Stated task – Quote the whole listing exactly. Leave the pictures out of your copy.

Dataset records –
■ ■ ■ ■ ■ ■ ■
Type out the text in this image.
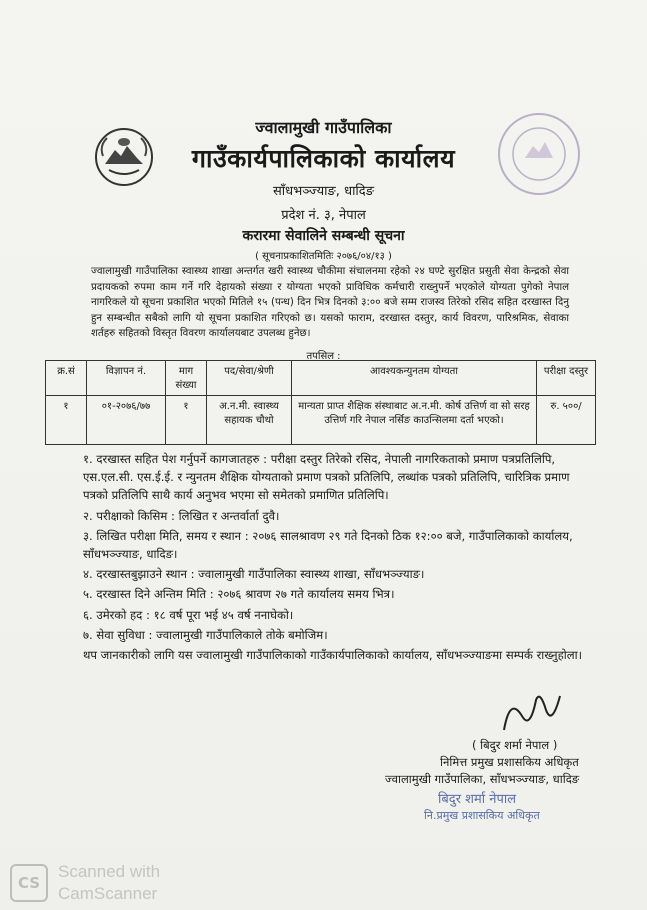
ज्वालामुखी गाउँपालिका
गाउँकार्यपालिकाको कार्यालय
साँधभञ्ज्याङ, धादिङ
प्रदेश नं. ३, नेपाल
करारमा सेवालिने सम्बन्धी सूचना
( सूचनाप्रकाशितमितिः २०७६/०४/१३ )
ज्वालामुखी गाउँपालिका स्वास्थ्य शाखा अन्तर्गत खरी स्वास्थ्य चौकीमा संचालनमा रहेको २४ घण्टे सुरक्षित प्रसुती सेवा केन्द्रको सेवा प्रदायकको रुपमा काम गर्ने गरि देहायको संख्या र योग्यता भएको प्राविधिक कर्मचारी राख्नुपर्ने भएकोले योग्यता पुगेको नेपाल नागरिकले यो सूचना प्रकाशित भएको मितिले १५ (पन्ध) दिन भित्र दिनको ३:०० बजे सम्म राजस्व तिरेको रसिद सहित दरखास्त दिनु हुन सम्बन्धीत सबैको लागि यो सूचना प्रकाशित गरिएको छ। यसको फाराम, दरखास्त दस्तुर, कार्य विवरण, पारिश्रमिक, सेवाका शर्तहरु सहितको विस्तृत विवरण कार्यालयबाट उपलब्ध हुनेछ।
तपसिल :
क्र.सं	विज्ञापन नं.	माग संख्या	पद/सेवा/श्रेणी	आवश्यकन्युनतम योग्यता	परीक्षा दस्तुर
१	०१-२०७६/७७	१	अ.न.मी. स्वास्थ्य सहायक चौथो	मान्यता प्राप्त शैक्षिक संस्थाबाट अ.न.मी. कोर्ष उत्तिर्ण वा सो सरह उत्तिर्ण गरि नेपाल नर्सिङ काउन्सिलमा दर्ता भएको।	रु. ५००/

१. दरखास्त सहित पेश गर्नुपर्ने कागजातहरु : परीक्षा दस्तुर तिरेको रसिद, नेपाली नागरिकताको प्रमाण पत्रप्रतिलिपि, एस.एल.सी. एस.ई.ई. र न्युनतम शैक्षिक योग्यताको प्रमाण पत्रको प्रतिलिपि, लब्धांक पत्रको प्रतिलिपि, चारित्रिक प्रमाण पत्रको प्रतिलिपि साथै कार्य अनुभव भएमा सो समेतको प्रमाणित प्रतिलिपि।

२. परीक्षाको किसिम : लिखित र अन्तर्वार्ता दुवै।

३. लिखित परीक्षा मिति, समय र स्थान : २०७६ सालश्रावण २९ गते दिनको ठिक १२:०० बजे, गाउँपालिकाको कार्यालय, साँधभञ्ज्याङ, धादिङ।

४. दरखास्तबुझाउने स्थान : ज्वालामुखी गाउँपालिका स्वास्थ्य शाखा, साँधभञ्ज्याङ।

५. दरखास्त दिने अन्तिम मिति : २०७६ श्रावण २७ गते कार्यालय समय भित्र।

६. उमेरको हद : १८ वर्ष पूरा भई ४५ वर्ष ननाघेको।

७. सेवा सुविधा : ज्वालामुखी गाउँपालिकाले तोके बमोजिम।

थप जानकारीको लागि यस ज्वालामुखी गाउँपालिकाको गाउँकार्यपालिकाको कार्यालय, साँधभञ्ज्याङमा सम्पर्क राख्नुहोला।

( बिदुर शर्मा नेपाल )
निमित्त प्रमुख प्रशासकिय अधिकृत
ज्वालामुखी गाउँपालिका, साँधभञ्ज्याङ, धादिङ
बिदुर शर्मा नेपाल
नि.प्रमुख प्रशासकिय अधिकृत
CS
Scanned with
CamScanner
■ ■ ■ ■ ■ ■ ■
Response for this exercise –
Type out the text in this image.
ज्वालामुखी गाउँपालिका
गाउँकार्यपालिकाको कार्यालय
साँधभञ्ज्याङ, धादिङ
प्रदेश नं. ३, नेपाल
करारमा सेवालिने सम्बन्धी सूचना
( सूचनाप्रकाशितमितिः २०७६/०४/१३ )
ज्वालामुखी गाउँपालिका स्वास्थ्य शाखा अन्तर्गत खरी स्वास्थ्य चौकीमा संचालनमा रहेको २४ घण्टे सुरक्षित प्रसुती सेवा केन्द्रको सेवा प्रदायकको रुपमा काम गर्ने गरि देहायको संख्या र योग्यता भएको प्राविधिक कर्मचारी राख्नुपर्ने भएकोले योग्यता पुगेको नेपाल नागरिकले यो सूचना प्रकाशित भएको मितिले १५ (पन्ध) दिन भित्र दिनको ३:०० बजे सम्म राजस्व तिरेको रसिद सहित दरखास्त दिनु हुन सम्बन्धीत सबैको लागि यो सूचना प्रकाशित गरिएको छ। यसको फाराम, दरखास्त दस्तुर, कार्य विवरण, पारिश्रमिक, सेवाका शर्तहरु सहितको विस्तृत विवरण कार्यालयबाट उपलब्ध हुनेछ।
तपसिल :
क्र.सं	विज्ञापन नं.	माग संख्या	पद/सेवा/श्रेणी	आवश्यकन्युनतम योग्यता	परीक्षा दस्तुर
१	०१-२०७६/७७	१	अ.न.मी. स्वास्थ्य सहायक चौथो	मान्यता प्राप्त शैक्षिक संस्थाबाट अ.न.मी. कोर्ष उत्तिर्ण वा सो सरह उत्तिर्ण गरि नेपाल नर्सिङ काउन्सिलमा दर्ता भएको।	रु. ५००/

१. दरखास्त सहित पेश गर्नुपर्ने कागजातहरु : परीक्षा दस्तुर तिरेको रसिद, नेपाली नागरिकताको प्रमाण पत्रप्रतिलिपि, एस.एल.सी. एस.ई.ई. र न्युनतम शैक्षिक योग्यताको प्रमाण पत्रको प्रतिलिपि, लब्धांक पत्रको प्रतिलिपि, चारित्रिक प्रमाण पत्रको प्रतिलिपि साथै कार्य अनुभव भएमा सो समेतको प्रमाणित प्रतिलिपि।

२. परीक्षाको किसिम : लिखित र अन्तर्वार्ता दुवै।

३. लिखित परीक्षा मिति, समय र स्थान : २०७६ सालश्रावण २९ गते दिनको ठिक १२:०० बजे, गाउँपालिकाको कार्यालय, साँधभञ्ज्याङ, धादिङ।

४. दरखास्तबुझाउने स्थान : ज्वालामुखी गाउँपालिका स्वास्थ्य शाखा, साँधभञ्ज्याङ।

५. दरखास्त दिने अन्तिम मिति : २०७६ श्रावण २७ गते कार्यालय समय भित्र।

६. उमेरको हद : १८ वर्ष पूरा भई ४५ वर्ष ननाघेको।

७. सेवा सुविधा : ज्वालामुखी गाउँपालिकाले तोके बमोजिम।

थप जानकारीको लागि यस ज्वालामुखी गाउँपालिकाको गाउँकार्यपालिकाको कार्यालय, साँधभञ्ज्याङमा सम्पर्क राख्नुहोला।

( बिदुर शर्मा नेपाल )
निमित्त प्रमुख प्रशासकिय अधिकृत
ज्वालामुखी गाउँपालिका, साँधभञ्ज्याङ, धादिङ
बिदुर शर्मा नेपाल
नि.प्रमुख प्रशासकिय अधिकृत
CS
Scanned with
CamScanner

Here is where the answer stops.